— begin Page extract —

So you need to get the functional form right,  and include all variables that matter and are correlated with the regressors of interest.
There is another nice example here.

I think this might be a good example to give some intuition about when parameters can have a causal interpretation. This lays bare what it means to have a true DGP or the have the functional form right.
Let's say we have a SEM/DGP like this:
$$y_1 = \gamma_1 + \beta_1 y_2 + u_1,\quad 0<\beta_1 <1, \quad y_2=y_1+z_1$$
Here we have two endogenous variables (the $y$s), a single exogenous variable $z_1$, a random unobserved disturbance $u_1$, a stochastic relationship linking the two $y$s, and a definitional identity linking the three variables. We also have an inequality constraint to avoid dividing by zero below. The variation in $z_1$ is exogenous, so it is like a casual intervention that "wiggles" stuff around. This wriggling has a direct effect on $y_2$, but there is also an indirect one through the first equation.

— end Page extract —

▶ **Challenge 1**:
Answer the following from the passage on the causal interpretation of parameters, one line each:
(a) Besides getting the functional form right, what does the passage say you must include?
(b) How many endogenous variables does the model contain?
(c) What is the stated purpose of the inequality constraint on $\beta_1$?
▶ **Challenge 2**:
Write the next part of the passage on the causal interpretation of parameters, picking up after its final sentence.

— begin Extracted data —

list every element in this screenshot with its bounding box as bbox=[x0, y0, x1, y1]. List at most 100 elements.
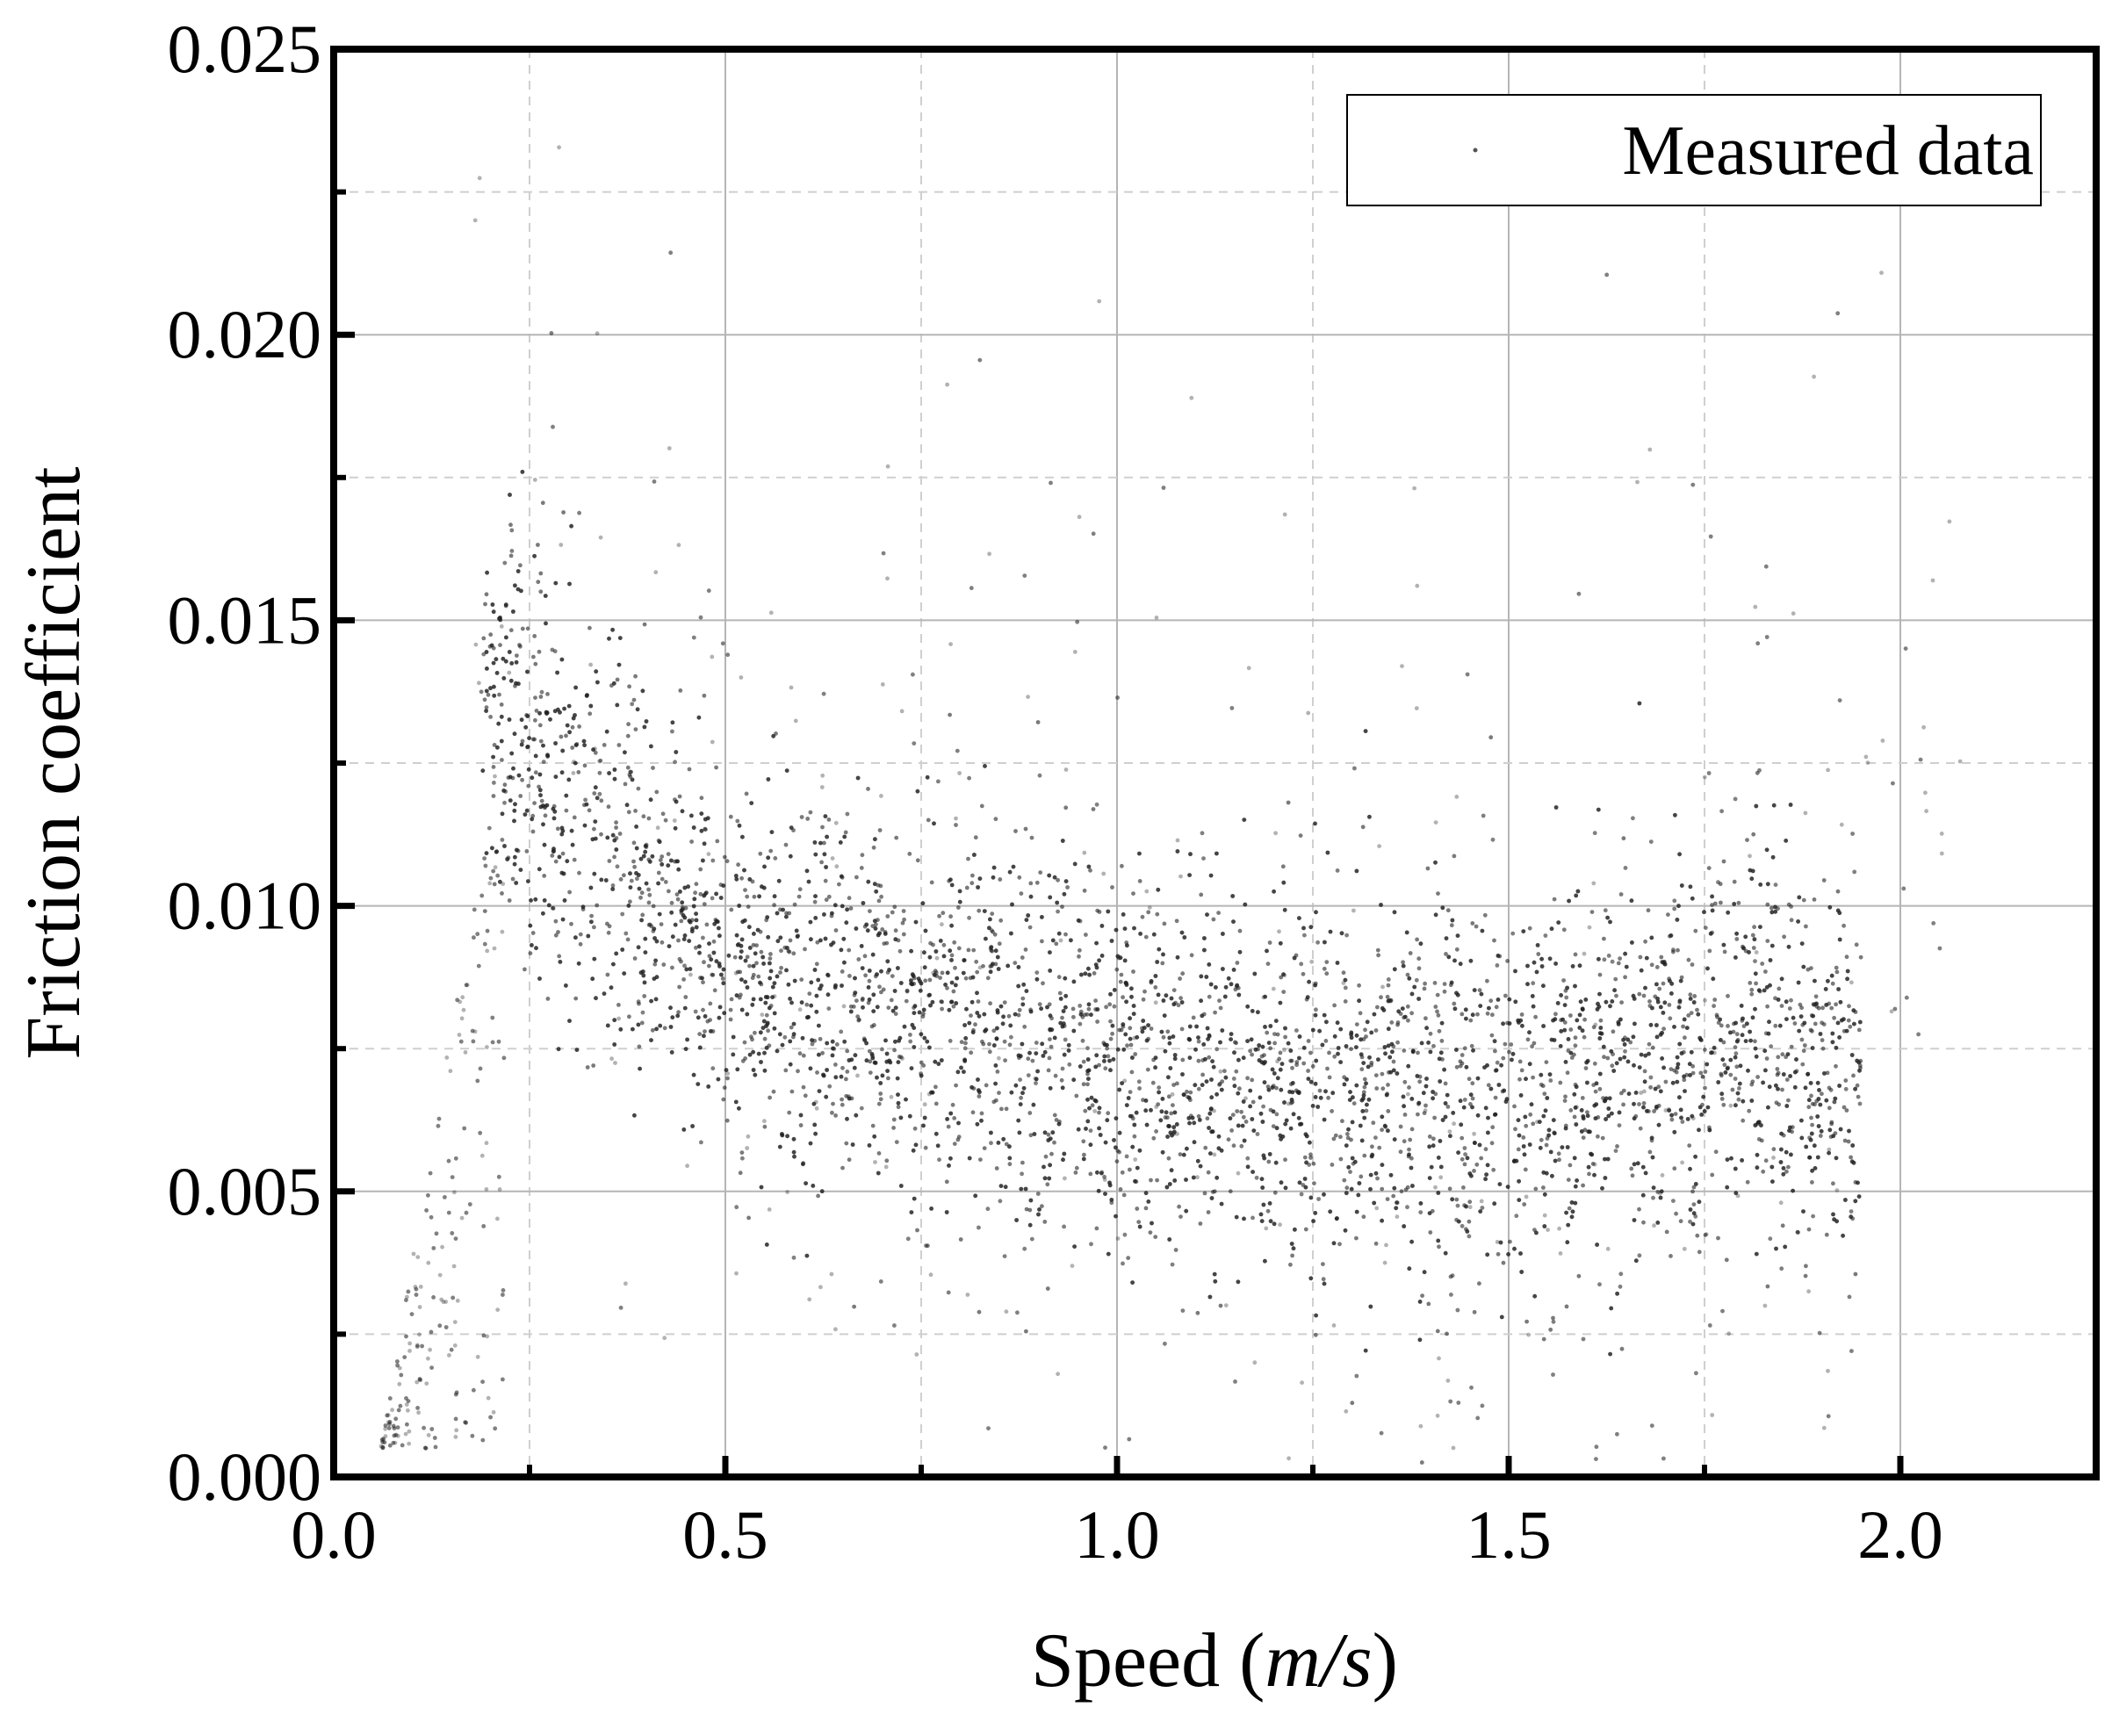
scatter-point bbox=[1171, 988, 1177, 992]
scatter-point bbox=[1507, 997, 1512, 1002]
scatter-point bbox=[1442, 1067, 1446, 1072]
scatter-point bbox=[1794, 1057, 1798, 1062]
scatter-point bbox=[783, 842, 789, 847]
scatter-point bbox=[1600, 1135, 1605, 1141]
scatter-point bbox=[1764, 635, 1769, 639]
scatter-point bbox=[1026, 1056, 1031, 1062]
scatter-point bbox=[1755, 1075, 1760, 1079]
scatter-point bbox=[1127, 1437, 1132, 1442]
scatter-point bbox=[1228, 1189, 1233, 1194]
scatter-point bbox=[877, 828, 883, 832]
scatter-point bbox=[1733, 1077, 1738, 1081]
scatter-point bbox=[1380, 1186, 1385, 1192]
scatter-point bbox=[1103, 1066, 1108, 1071]
scatter-point bbox=[1048, 895, 1053, 900]
scatter-point bbox=[1762, 988, 1767, 993]
scatter-point bbox=[1371, 1120, 1376, 1126]
scatter-point bbox=[1245, 1004, 1250, 1009]
scatter-point bbox=[1684, 1026, 1690, 1030]
scatter-point bbox=[551, 906, 556, 911]
scatter-point bbox=[1733, 1055, 1738, 1060]
scatter-point bbox=[1583, 998, 1589, 1002]
scatter-point bbox=[1713, 1149, 1719, 1155]
scatter-point bbox=[1681, 1024, 1685, 1029]
scatter-point bbox=[1577, 1026, 1582, 1030]
scatter-point bbox=[989, 945, 994, 949]
scatter-point bbox=[1517, 1059, 1523, 1064]
scatter-point bbox=[1034, 970, 1040, 975]
scatter-point bbox=[944, 1179, 949, 1185]
scatter-point bbox=[1808, 1027, 1813, 1033]
scatter-point bbox=[417, 1332, 422, 1337]
scatter-point bbox=[497, 1187, 502, 1192]
scatter-point bbox=[1178, 874, 1183, 879]
scatter-point bbox=[1034, 1041, 1039, 1045]
scatter-point bbox=[543, 594, 548, 598]
scatter-point bbox=[1438, 1139, 1443, 1143]
scatter-point bbox=[933, 1084, 938, 1090]
scatter-point bbox=[1855, 1083, 1860, 1088]
scatter-point bbox=[817, 1052, 821, 1057]
scatter-point bbox=[1623, 866, 1628, 870]
scatter-point bbox=[1610, 1063, 1615, 1069]
scatter-point bbox=[1509, 1042, 1514, 1047]
scatter-point bbox=[1081, 1156, 1086, 1162]
scatter-point bbox=[393, 1440, 398, 1445]
scatter-point bbox=[1405, 972, 1410, 977]
scatter-point bbox=[1020, 955, 1025, 960]
scatter-point bbox=[1516, 1118, 1521, 1122]
scatter-point bbox=[1135, 1207, 1140, 1211]
scatter-point bbox=[1801, 897, 1806, 903]
scatter-point bbox=[610, 883, 616, 888]
scatter-point bbox=[832, 903, 838, 908]
scatter-point bbox=[1561, 927, 1567, 933]
scatter-point bbox=[1585, 1113, 1590, 1119]
scatter-point bbox=[576, 770, 581, 774]
scatter-point bbox=[542, 874, 547, 878]
scatter-point bbox=[1213, 1010, 1217, 1015]
scatter-point bbox=[382, 1440, 387, 1444]
scatter-point bbox=[1604, 272, 1610, 277]
scatter-point bbox=[1288, 1262, 1293, 1267]
scatter-point bbox=[721, 1097, 726, 1102]
scatter-point bbox=[854, 875, 859, 880]
scatter-point bbox=[1426, 1041, 1431, 1045]
scatter-point bbox=[501, 1055, 507, 1061]
scatter-point bbox=[526, 879, 530, 883]
scatter-point bbox=[1644, 955, 1649, 961]
scatter-point bbox=[1489, 1033, 1495, 1038]
scatter-point bbox=[1105, 1046, 1109, 1051]
scatter-point bbox=[1027, 925, 1033, 930]
scatter-point bbox=[870, 952, 876, 957]
scatter-point bbox=[746, 904, 751, 909]
scatter-point bbox=[1580, 1028, 1585, 1034]
scatter-point bbox=[701, 980, 705, 985]
scatter-point bbox=[1690, 482, 1696, 487]
scatter-point bbox=[1691, 1202, 1697, 1207]
scatter-point bbox=[799, 815, 804, 819]
scatter-point bbox=[844, 1141, 849, 1146]
scatter-point bbox=[739, 875, 744, 881]
scatter-point bbox=[1901, 886, 1906, 891]
scatter-point bbox=[1676, 1005, 1682, 1010]
scatter-point bbox=[801, 1053, 806, 1058]
scatter-point bbox=[688, 972, 693, 977]
scatter-point bbox=[1267, 940, 1272, 945]
scatter-point bbox=[1265, 1084, 1271, 1089]
scatter-point bbox=[1362, 1077, 1367, 1082]
scatter-point bbox=[826, 894, 832, 899]
scatter-point bbox=[1034, 1081, 1038, 1085]
scatter-point bbox=[1343, 977, 1348, 983]
scatter-point bbox=[1632, 1116, 1637, 1121]
scatter-point bbox=[527, 736, 531, 740]
scatter-point bbox=[799, 1000, 804, 1005]
scatter-point bbox=[482, 856, 487, 861]
scatter-point bbox=[1265, 1030, 1270, 1035]
scatter-point bbox=[1618, 1284, 1623, 1289]
scatter-point bbox=[1779, 1147, 1784, 1152]
scatter-point bbox=[1326, 1095, 1330, 1100]
scatter-point bbox=[536, 580, 541, 585]
scatter-point bbox=[555, 826, 560, 832]
scatter-point bbox=[1728, 1072, 1733, 1077]
scatter-point bbox=[824, 897, 829, 903]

— end Extracted data —

▶ **Response 1**:
(a) All variables that matter and are correlated with the regressors of interest.
(b) Two, the $y$s.
(c) To avoid dividing by zero.

▶ **Response 2**:
Suppose a smart student, who has been paying attention to the lessons on simultaneity, writes down a reduced form model for $y_1$ and $y_2$ in terms of $z_1$:
$$\begin{align}
y_1 =& \frac{\gamma_1}{1-\beta_1} + \frac{\beta_1}{1-\beta_1} z_1 + \frac{u_1}{1-\beta_1} \\ 
=& E[y_1 \vert z_1] + v_1 \\
y_2 =& \frac{\gamma_1}{1-\beta_1} + \frac{1}{1-\beta_1} z_1 + \frac{u_1}{1-\beta_1} \\ 
=& E[y_2 \vert z_1] + v_1,
\end{align}$$
where $v_1 = \frac{u_1}{1- \beta_1}$. The two coefficients on $z_1$ have a causal interpretation. Any external change in $z_1$ will cause the $y$s to change by those amounts. But in the SEM/DGP, the values of $y$s also respond to $u_1$. In order to separate the two channels, we require $z_1$ and $u_1$ to be independent in order not to confound the two sources. That is the condition under which the causal effects of $z$ are identified. But this is probably not what we care about here.
In the SEM/DGP,
$$\frac{\partial y_1}{\partial y_2} = \beta_1 =\frac{\partial y_1}{\partial z_1} \div \frac{\partial y_2}{\partial z_1} =\frac{ \frac{\beta_1}{1-\beta_1}}{ \frac{1}{1-\beta_1}}.$$
We know that we can recover $\beta_1$ from the two reduced form coefficients (assuming independence of $z_1$ and $u_1$).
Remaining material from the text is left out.